### Problem statement
Identify each line below containing the string "toasts" and copy it.

### Records supplied
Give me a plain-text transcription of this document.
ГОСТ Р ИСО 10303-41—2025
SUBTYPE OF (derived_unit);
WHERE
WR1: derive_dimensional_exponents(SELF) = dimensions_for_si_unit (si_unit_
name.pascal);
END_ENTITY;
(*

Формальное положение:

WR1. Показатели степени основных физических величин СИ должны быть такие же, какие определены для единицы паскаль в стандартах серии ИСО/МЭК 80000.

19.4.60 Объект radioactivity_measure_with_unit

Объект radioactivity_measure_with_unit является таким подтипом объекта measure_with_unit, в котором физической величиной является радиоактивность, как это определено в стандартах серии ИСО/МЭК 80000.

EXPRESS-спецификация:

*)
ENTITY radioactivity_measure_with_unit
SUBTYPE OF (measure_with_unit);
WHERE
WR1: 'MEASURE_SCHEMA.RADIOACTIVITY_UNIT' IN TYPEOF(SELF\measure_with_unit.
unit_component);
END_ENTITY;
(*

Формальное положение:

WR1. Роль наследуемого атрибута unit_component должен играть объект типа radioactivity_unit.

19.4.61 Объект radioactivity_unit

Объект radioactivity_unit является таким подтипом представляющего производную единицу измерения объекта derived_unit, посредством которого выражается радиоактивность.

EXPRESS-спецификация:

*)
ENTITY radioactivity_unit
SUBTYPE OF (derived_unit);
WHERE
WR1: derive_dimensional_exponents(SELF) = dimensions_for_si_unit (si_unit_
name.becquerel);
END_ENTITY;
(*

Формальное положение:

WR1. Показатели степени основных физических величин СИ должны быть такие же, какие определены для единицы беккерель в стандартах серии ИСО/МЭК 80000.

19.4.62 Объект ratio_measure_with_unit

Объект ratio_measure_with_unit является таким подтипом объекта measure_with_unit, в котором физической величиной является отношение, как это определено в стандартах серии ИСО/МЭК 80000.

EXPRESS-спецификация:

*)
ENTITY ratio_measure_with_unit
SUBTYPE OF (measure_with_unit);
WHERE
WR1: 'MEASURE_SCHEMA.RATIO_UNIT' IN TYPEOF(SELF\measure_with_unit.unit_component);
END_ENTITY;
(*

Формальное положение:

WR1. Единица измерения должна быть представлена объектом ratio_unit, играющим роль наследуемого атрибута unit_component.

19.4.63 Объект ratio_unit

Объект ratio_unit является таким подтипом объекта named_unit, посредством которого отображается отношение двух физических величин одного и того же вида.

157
--
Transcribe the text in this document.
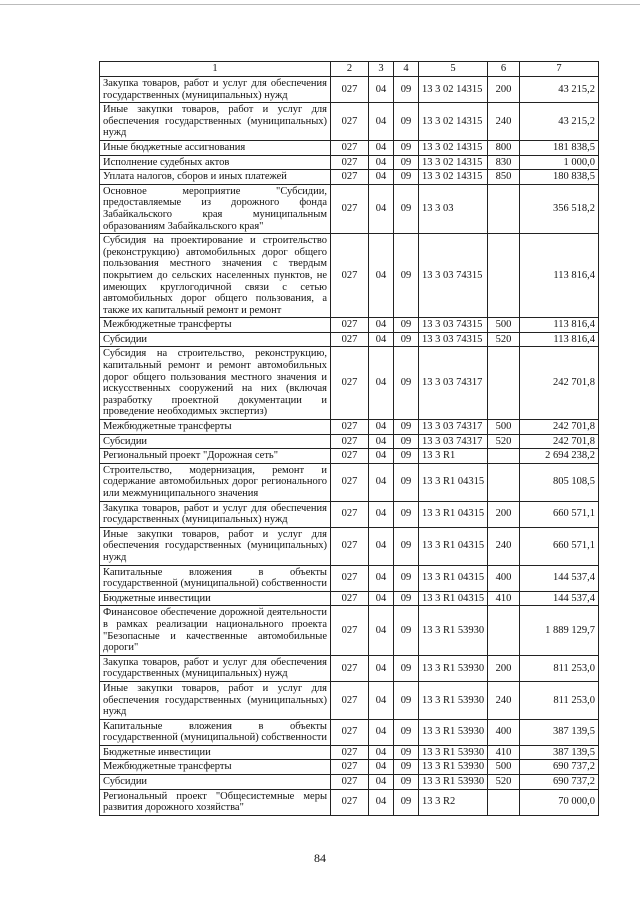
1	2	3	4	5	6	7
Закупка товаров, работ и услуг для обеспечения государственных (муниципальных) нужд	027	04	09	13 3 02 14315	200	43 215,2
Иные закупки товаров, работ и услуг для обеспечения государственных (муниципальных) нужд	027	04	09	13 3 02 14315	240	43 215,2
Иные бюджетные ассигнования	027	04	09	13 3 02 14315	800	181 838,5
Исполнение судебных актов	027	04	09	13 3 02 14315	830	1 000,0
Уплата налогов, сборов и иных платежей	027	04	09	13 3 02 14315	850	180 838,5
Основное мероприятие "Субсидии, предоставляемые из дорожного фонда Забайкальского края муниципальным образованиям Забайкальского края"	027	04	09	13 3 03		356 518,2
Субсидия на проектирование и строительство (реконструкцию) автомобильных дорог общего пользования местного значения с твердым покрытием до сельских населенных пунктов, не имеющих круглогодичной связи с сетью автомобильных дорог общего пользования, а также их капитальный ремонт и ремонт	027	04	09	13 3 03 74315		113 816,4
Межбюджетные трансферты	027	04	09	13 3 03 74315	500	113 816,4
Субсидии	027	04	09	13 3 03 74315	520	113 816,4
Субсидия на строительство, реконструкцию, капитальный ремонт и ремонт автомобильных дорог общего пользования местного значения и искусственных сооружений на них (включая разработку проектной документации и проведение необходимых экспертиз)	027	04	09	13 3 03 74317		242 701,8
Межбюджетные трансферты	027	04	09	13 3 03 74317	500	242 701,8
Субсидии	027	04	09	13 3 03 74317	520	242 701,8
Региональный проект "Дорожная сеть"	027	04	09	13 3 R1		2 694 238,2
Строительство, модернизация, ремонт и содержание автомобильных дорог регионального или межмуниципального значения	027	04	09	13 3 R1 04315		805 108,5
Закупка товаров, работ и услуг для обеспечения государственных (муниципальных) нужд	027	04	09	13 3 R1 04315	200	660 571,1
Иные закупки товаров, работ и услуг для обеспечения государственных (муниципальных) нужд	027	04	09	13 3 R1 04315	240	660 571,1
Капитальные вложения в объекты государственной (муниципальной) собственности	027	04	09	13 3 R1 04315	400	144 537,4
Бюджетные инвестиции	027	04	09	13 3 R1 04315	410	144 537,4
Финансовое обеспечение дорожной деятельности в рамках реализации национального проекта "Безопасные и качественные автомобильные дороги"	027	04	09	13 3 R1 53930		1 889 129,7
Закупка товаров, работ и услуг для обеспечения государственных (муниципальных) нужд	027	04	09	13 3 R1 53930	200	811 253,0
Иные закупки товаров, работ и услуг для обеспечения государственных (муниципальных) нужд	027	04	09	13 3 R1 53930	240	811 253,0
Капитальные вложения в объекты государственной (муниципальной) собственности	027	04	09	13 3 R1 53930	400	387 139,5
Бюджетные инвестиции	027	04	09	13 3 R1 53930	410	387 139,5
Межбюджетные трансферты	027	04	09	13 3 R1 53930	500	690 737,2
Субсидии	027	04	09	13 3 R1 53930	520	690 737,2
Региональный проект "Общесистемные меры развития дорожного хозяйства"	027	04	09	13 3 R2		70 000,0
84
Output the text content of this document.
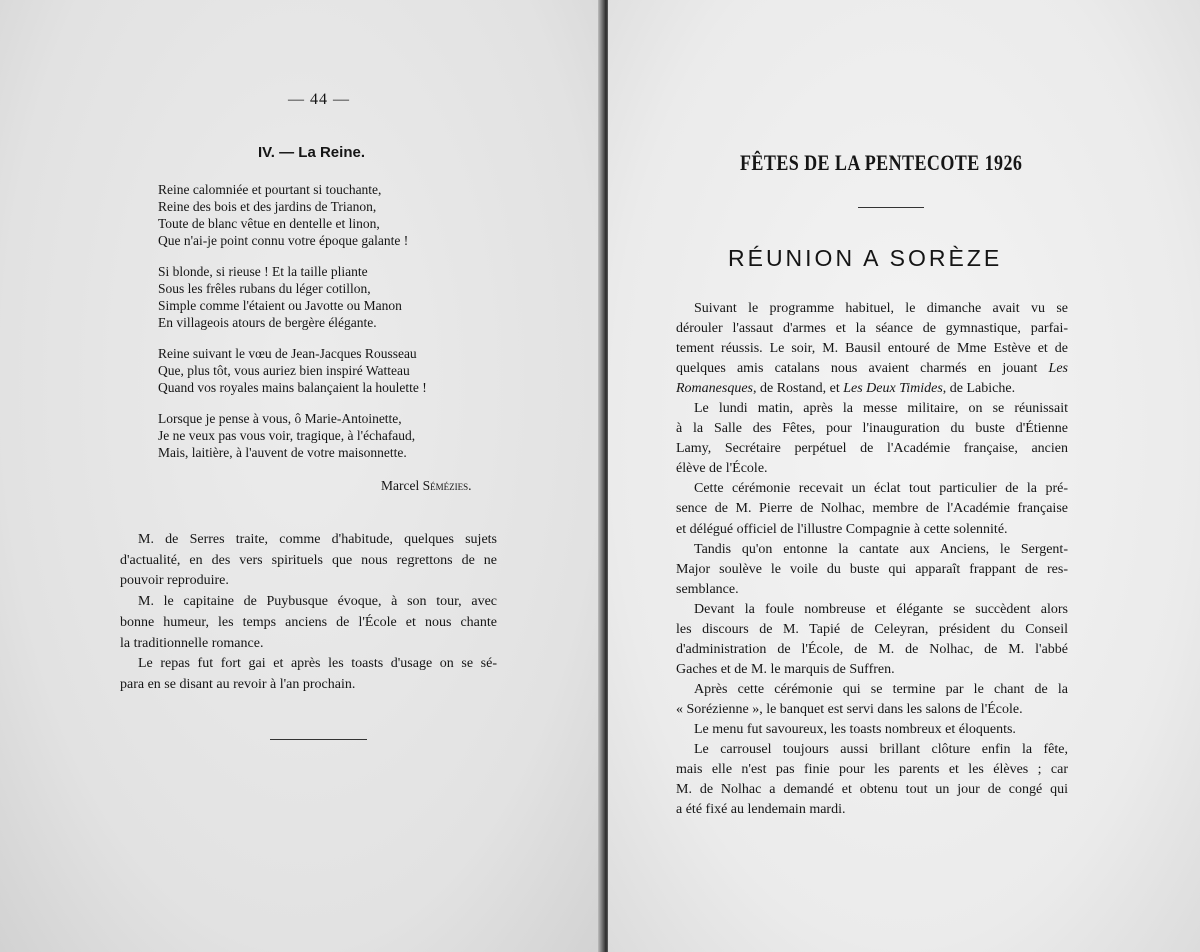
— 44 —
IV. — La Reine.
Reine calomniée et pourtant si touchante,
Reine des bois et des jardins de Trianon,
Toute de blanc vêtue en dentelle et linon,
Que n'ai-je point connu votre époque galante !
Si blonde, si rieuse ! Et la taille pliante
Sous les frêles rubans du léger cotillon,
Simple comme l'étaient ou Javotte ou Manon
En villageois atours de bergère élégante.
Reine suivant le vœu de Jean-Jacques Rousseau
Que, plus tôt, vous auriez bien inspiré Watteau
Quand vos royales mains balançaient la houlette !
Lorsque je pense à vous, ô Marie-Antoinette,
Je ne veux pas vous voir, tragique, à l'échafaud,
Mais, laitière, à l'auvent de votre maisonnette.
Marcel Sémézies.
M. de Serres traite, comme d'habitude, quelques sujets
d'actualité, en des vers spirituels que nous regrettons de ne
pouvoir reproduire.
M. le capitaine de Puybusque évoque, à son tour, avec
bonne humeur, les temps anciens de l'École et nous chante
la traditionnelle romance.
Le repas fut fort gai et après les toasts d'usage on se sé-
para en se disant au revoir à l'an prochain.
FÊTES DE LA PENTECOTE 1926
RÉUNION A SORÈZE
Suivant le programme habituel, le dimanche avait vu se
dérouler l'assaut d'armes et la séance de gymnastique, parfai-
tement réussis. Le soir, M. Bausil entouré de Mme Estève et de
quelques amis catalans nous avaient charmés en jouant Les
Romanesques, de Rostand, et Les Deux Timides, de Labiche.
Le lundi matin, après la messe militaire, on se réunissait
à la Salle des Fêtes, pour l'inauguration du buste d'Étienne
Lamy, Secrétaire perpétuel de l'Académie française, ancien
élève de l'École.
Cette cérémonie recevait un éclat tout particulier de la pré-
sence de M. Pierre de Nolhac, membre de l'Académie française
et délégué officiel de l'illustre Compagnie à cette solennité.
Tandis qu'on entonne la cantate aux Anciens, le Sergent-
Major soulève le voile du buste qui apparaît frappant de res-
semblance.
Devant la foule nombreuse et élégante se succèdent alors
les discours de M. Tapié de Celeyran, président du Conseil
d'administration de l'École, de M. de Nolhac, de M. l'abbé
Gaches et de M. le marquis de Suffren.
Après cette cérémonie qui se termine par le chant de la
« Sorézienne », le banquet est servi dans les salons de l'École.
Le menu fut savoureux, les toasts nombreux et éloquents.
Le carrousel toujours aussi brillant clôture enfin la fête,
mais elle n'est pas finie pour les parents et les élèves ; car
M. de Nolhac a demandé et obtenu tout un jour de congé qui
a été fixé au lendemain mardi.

### Completed exercise
Le repas fut fort gai et après les toasts d'usage on se sé-
Le menu fut savoureux, les toasts nombreux et éloquents.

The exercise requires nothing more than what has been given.